Records from a dataset
╔══

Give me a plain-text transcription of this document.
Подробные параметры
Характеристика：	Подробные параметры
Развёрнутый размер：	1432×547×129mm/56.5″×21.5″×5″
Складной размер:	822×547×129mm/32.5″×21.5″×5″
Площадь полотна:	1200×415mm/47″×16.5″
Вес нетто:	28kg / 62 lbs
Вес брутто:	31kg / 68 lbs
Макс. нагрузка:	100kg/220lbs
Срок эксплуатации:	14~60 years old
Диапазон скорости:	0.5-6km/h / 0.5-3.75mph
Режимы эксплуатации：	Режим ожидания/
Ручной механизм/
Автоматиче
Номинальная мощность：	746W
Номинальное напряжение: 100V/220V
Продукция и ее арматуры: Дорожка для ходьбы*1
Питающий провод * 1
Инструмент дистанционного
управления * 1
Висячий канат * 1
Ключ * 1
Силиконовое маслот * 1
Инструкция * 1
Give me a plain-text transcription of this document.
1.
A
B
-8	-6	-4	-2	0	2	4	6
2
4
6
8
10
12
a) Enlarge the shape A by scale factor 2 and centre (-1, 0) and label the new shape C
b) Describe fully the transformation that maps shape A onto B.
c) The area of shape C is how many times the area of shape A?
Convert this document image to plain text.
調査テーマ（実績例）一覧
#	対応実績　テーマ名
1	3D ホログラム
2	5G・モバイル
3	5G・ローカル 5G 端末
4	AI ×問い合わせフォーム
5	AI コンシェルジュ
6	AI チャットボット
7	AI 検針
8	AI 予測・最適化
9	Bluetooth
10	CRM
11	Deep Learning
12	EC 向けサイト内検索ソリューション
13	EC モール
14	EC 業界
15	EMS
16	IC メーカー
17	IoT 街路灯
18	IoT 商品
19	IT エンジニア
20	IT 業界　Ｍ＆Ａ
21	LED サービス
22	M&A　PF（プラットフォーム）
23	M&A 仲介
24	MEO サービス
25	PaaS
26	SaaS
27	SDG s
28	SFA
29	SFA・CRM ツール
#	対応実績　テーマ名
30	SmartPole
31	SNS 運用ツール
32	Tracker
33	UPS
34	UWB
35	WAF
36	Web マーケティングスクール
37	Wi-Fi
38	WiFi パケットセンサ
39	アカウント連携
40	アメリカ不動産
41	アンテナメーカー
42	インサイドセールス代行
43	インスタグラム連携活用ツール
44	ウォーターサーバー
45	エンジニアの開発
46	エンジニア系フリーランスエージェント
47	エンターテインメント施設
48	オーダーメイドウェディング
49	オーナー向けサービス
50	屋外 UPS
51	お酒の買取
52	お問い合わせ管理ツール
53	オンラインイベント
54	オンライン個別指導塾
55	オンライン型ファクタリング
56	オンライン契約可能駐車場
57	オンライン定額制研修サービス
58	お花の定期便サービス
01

╚══

Written request: Collect, from the material above, every line containing the word "Подробные".

Result of this task:
Подробные параметры
Характеристика：	Подробные параметры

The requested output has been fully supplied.